<<<<

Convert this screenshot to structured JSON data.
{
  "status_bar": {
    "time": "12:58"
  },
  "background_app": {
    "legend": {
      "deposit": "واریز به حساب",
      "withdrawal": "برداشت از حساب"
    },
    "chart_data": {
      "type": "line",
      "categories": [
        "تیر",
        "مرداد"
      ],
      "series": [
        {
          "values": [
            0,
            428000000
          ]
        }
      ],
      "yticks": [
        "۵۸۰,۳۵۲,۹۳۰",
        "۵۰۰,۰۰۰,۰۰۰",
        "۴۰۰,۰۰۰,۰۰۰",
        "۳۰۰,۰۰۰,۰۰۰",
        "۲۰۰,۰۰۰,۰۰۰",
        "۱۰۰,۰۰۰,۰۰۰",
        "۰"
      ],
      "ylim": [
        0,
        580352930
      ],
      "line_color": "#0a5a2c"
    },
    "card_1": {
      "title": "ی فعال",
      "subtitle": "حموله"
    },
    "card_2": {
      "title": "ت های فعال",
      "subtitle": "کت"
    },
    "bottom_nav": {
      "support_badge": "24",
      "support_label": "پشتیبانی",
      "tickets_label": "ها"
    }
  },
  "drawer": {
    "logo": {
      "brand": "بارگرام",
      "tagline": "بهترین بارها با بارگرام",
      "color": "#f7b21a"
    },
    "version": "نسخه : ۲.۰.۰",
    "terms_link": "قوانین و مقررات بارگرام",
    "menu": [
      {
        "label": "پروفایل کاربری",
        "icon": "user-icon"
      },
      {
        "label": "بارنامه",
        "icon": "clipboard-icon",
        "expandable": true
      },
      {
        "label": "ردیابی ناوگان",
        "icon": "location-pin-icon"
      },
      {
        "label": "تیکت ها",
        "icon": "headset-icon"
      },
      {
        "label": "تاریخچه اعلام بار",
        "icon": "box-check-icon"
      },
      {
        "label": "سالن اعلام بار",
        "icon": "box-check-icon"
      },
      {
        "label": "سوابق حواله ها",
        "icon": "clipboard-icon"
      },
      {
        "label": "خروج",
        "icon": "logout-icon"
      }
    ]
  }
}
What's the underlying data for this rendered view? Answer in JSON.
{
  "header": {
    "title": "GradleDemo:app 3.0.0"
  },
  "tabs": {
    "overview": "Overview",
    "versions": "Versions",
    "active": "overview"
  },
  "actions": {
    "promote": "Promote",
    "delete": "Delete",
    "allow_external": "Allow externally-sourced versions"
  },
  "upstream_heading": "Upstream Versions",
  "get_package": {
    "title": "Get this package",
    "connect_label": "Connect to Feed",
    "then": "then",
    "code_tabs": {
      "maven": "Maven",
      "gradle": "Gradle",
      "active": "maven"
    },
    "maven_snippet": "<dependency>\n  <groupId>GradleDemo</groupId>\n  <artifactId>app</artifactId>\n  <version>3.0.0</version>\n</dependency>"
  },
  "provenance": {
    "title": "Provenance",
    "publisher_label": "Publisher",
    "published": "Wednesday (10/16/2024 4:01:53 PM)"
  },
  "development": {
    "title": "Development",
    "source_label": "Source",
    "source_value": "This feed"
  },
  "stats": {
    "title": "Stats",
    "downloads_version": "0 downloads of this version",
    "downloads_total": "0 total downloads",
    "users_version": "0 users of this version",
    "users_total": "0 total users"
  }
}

>>>>

### REQUIRED TASK
Which lines in the listing above hold the word "downloads"? Show each of them.

### WRITTEN REPLY
    "downloads_version": "0 downloads of this version",
    "downloads_total": "0 total downloads",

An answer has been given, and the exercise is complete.